TASKS AND EXERCISES
(a) Return the part of the passage about the writer's mother starting at "Her friends honoured" and ending at "individually and collectively.".
(b) For each statement, say yes or no according to the passage about the writer's mother below, and quote the words that decide it. (i) The writer's father brought in some of the same vendors she had used. (ii) She died at a hospital in Houston. (iii) Her friends stayed away from the events.
[[ PASSAGE SHOWN, beginning ]]
She would plan the best decor and food and then have a permanent smile on her face that day, looking all beautiful like she didn’t lift a finger; one of her arms slightly stretched out as she gave nonstop hugs to her numerous guests, nodding and laughing to something they whispered to her ear, turning to frown and quickly correct something out of place; if any and switching back to a smile the next instance. All the while saying ‘Chukwu aluka’ – God has done great things and ‘Ekene m Chukwu’ – I thank God and silently hoping that the next wedding ceremony would be sometime soon. Lol

During her burial arrangements, my Dad made sure to bring some of the exact vendors she used for occasions and weddings especially her favourite decorator…

Her friends honoured her in no small measure, they turned out for all the events in troupes, in their different groups and uniforms with new dance steps. It was beautiful.

My Mum; always there like the Sun you expected to rise every morning and warm the earth…until her Sun set on June 29th, 2019 at Baylor Hospital, Dallas, Texas… Mama m…

We are grateful for the time she was bodily present with us and for all her sacrifices. And we do hope to try to be there for each other and to carry on with her legacy in whatever way we can individually and collectively.
[[ PASSAGE SHOWN, end ]]
[[ SUPPLIED DATA, beginning ]]
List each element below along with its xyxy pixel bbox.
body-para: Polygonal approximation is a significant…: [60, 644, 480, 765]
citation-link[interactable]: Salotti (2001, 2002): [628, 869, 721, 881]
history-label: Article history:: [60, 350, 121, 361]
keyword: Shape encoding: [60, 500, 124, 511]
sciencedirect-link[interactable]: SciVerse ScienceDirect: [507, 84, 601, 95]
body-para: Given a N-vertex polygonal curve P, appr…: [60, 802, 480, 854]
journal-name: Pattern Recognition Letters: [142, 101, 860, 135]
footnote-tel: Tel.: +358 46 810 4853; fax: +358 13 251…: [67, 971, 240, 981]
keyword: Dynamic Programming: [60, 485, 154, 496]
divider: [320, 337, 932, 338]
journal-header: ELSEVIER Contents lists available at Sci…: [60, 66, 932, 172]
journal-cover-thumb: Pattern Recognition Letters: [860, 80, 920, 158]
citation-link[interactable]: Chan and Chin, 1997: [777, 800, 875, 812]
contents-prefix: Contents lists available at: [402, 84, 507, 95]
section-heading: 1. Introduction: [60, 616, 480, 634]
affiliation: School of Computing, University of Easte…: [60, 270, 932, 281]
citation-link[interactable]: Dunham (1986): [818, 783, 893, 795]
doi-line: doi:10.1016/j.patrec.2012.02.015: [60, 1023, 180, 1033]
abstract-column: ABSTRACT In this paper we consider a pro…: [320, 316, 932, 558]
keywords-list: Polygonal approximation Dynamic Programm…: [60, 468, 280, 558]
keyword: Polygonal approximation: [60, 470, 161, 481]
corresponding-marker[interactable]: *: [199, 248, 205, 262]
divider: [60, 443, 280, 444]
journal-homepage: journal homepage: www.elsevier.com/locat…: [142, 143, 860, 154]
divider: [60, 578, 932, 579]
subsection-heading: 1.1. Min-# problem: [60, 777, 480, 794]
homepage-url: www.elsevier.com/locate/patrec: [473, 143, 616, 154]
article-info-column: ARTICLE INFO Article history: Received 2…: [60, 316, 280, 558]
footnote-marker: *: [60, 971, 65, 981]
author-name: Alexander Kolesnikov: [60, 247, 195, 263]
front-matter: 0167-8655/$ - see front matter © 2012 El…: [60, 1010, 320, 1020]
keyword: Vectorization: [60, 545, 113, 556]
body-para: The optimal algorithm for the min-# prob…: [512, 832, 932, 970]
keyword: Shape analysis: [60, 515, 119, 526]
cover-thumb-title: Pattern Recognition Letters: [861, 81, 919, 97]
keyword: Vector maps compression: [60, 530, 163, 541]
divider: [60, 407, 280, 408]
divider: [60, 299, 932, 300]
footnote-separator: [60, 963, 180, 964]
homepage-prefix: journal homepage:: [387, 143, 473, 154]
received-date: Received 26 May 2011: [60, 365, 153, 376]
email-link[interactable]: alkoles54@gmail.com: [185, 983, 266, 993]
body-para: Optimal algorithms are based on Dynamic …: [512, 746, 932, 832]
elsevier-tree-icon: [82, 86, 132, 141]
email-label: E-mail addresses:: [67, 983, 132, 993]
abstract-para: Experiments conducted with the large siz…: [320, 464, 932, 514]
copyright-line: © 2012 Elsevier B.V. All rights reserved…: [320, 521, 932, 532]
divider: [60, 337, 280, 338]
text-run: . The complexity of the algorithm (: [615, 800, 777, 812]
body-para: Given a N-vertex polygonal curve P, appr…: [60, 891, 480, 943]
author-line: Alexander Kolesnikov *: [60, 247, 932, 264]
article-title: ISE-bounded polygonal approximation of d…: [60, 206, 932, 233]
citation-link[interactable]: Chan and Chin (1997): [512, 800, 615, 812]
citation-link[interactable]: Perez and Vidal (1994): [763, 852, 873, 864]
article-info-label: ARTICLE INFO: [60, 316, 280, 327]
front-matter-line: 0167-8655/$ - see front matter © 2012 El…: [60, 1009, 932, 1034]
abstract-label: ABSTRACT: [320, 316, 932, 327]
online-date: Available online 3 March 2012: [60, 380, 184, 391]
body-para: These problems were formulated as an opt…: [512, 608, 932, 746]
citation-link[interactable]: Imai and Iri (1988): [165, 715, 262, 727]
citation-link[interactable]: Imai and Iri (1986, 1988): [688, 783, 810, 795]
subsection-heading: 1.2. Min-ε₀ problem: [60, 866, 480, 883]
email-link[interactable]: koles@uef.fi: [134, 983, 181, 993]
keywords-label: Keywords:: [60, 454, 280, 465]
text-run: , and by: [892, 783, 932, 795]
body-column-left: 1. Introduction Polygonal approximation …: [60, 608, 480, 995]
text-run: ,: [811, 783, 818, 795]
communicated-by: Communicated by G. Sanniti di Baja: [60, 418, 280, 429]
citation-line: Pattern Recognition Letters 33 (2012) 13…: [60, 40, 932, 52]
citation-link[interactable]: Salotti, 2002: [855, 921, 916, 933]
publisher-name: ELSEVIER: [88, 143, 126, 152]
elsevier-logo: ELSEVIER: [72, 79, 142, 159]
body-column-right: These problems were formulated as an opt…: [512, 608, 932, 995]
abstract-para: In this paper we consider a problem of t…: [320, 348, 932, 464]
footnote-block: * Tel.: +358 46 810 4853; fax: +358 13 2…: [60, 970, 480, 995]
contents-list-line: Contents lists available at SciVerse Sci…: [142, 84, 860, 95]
[[ SUPPLIED DATA, end ]]
RESPONSES BY TASK
(a)
Her friends honoured her in no small measure, they turned out for all the events in troupes, in their different groups and uniforms with new dance steps. It was beautiful.

My Mum; always there like the Sun you expected to rise every morning and warm the earth…until her Sun set on June 29th, 2019 at Baylor Hospital, Dallas, Texas… Mama m…

We are grateful for the time she was bodily present with us and for all her sacrifices. And we do hope to try to be there for each other and to carry on with her legacy in whatever way we can individually and collectively.

(b)
(i) Yes: "my Dad made sure to bring some of the exact vendors she used for occasions and weddings especially her favourite decorator"
(ii) No: "at Baylor Hospital, Dallas, Texas"
(iii) No: "they turned out for all the events in troupes"